Collection entries:
____________________

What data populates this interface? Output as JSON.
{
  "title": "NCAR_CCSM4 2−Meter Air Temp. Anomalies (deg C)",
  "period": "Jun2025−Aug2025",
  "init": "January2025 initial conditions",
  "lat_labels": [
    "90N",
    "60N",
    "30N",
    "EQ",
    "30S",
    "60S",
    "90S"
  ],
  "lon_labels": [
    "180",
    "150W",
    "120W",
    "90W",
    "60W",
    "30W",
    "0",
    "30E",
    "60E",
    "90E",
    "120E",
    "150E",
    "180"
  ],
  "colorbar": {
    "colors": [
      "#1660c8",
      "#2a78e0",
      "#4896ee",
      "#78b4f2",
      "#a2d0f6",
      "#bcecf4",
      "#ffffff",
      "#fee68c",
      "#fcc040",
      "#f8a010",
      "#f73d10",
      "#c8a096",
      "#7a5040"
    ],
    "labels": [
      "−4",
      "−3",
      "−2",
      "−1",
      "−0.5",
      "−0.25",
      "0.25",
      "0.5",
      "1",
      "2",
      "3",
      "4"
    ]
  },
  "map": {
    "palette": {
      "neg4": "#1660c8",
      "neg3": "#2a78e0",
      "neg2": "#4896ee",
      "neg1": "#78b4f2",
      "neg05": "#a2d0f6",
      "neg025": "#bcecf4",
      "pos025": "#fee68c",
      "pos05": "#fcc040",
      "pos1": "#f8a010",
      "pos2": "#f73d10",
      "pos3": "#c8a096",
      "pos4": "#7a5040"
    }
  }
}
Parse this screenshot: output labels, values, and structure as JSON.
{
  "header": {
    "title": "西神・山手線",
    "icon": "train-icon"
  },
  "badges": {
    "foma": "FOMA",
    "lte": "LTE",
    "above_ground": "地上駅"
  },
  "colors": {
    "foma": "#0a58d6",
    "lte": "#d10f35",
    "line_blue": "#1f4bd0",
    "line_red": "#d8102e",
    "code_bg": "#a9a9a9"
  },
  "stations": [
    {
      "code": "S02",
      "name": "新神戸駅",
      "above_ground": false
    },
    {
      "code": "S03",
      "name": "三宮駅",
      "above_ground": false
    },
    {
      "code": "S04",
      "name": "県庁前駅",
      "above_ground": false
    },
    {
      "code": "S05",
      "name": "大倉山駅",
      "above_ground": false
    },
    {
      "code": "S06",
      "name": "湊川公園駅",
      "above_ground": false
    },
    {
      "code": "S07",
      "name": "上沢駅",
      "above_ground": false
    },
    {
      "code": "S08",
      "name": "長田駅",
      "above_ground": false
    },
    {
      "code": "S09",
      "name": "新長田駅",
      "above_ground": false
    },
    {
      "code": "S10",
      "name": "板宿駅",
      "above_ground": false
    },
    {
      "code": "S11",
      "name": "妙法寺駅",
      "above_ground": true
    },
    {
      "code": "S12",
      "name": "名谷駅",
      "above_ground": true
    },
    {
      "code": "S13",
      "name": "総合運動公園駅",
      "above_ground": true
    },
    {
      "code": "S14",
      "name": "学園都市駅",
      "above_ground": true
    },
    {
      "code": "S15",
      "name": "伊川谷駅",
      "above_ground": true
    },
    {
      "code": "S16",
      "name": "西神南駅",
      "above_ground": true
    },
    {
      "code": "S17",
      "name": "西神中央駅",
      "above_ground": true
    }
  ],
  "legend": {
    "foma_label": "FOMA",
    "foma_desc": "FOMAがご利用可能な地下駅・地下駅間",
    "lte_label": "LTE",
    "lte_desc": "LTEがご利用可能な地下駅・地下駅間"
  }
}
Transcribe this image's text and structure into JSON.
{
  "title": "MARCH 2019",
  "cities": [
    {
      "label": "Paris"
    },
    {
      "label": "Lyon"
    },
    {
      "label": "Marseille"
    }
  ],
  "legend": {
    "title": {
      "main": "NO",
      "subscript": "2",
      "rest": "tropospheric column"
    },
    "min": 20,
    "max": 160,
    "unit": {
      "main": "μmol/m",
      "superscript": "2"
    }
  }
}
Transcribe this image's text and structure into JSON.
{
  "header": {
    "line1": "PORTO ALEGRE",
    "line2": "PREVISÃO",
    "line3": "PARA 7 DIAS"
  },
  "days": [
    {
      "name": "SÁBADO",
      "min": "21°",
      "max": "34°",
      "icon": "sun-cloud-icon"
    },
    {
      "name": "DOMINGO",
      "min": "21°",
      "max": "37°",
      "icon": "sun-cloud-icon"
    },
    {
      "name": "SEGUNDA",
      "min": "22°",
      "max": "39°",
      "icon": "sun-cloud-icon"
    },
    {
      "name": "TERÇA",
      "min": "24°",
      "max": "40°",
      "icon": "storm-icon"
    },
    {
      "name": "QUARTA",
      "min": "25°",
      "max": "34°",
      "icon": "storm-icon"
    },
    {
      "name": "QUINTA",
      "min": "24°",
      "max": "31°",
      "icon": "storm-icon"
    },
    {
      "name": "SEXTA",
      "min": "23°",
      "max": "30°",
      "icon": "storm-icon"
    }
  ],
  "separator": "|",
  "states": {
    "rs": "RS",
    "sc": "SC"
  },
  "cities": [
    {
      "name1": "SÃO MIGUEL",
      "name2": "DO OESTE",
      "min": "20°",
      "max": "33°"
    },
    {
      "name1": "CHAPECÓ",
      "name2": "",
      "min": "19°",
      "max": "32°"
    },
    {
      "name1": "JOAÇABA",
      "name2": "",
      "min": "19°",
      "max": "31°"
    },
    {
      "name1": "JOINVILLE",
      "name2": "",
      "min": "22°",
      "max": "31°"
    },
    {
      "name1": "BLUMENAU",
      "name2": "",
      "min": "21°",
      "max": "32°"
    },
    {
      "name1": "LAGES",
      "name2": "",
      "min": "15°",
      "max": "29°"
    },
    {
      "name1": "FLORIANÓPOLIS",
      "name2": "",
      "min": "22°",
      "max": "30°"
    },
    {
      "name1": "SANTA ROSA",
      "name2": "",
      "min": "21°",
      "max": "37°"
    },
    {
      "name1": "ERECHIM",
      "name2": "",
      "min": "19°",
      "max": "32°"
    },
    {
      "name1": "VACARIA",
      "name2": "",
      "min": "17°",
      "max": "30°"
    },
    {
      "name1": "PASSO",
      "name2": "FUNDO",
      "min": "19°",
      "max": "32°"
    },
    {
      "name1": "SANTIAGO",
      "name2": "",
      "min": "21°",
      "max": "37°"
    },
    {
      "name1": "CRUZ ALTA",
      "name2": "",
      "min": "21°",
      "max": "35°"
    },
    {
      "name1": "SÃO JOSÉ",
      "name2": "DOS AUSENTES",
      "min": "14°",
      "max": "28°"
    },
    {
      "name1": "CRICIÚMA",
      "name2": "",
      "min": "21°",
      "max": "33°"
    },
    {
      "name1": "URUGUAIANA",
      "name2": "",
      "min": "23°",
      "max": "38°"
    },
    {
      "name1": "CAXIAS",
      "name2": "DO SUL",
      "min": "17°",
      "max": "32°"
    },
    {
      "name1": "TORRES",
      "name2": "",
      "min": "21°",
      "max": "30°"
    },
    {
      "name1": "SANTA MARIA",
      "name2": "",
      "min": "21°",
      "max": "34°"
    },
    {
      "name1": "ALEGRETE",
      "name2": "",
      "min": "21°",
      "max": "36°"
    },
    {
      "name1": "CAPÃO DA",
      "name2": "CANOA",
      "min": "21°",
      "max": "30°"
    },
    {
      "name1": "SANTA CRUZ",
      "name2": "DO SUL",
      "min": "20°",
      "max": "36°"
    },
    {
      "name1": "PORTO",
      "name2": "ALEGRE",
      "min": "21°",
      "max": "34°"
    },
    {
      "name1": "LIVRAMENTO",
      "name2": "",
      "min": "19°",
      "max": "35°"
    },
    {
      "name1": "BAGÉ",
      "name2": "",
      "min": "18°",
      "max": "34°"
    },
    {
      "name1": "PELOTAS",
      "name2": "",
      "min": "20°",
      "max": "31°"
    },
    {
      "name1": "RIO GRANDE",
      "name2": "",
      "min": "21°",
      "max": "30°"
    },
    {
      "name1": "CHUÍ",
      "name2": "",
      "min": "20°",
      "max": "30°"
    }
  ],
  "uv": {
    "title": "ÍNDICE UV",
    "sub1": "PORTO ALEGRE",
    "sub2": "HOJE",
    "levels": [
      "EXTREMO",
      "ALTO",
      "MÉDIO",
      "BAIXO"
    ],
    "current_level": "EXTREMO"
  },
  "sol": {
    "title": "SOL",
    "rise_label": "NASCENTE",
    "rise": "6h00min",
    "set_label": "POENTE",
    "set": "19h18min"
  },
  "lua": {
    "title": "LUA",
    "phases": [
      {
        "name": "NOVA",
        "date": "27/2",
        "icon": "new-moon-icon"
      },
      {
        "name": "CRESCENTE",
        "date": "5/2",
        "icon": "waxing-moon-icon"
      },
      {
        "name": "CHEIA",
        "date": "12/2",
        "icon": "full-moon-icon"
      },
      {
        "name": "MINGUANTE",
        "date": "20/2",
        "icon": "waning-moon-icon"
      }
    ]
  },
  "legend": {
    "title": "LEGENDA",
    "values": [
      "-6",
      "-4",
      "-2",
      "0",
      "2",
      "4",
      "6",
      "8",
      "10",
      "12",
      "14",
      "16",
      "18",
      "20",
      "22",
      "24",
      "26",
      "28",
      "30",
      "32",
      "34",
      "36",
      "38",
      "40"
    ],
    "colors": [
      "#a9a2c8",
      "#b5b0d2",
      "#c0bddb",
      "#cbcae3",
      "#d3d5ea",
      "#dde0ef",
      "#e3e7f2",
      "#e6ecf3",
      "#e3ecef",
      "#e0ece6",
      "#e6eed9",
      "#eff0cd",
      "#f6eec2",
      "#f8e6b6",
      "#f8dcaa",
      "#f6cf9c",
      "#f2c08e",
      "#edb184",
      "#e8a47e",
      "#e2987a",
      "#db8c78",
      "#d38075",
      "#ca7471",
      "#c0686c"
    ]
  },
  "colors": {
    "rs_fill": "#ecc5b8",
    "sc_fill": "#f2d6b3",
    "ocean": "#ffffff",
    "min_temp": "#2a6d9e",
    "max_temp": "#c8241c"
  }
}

____________________

Set out every line from the material that contains the string "SANTA".

      "name1": "SANTA ROSA",
      "name1": "SANTA MARIA",
      "name1": "SANTA CRUZ",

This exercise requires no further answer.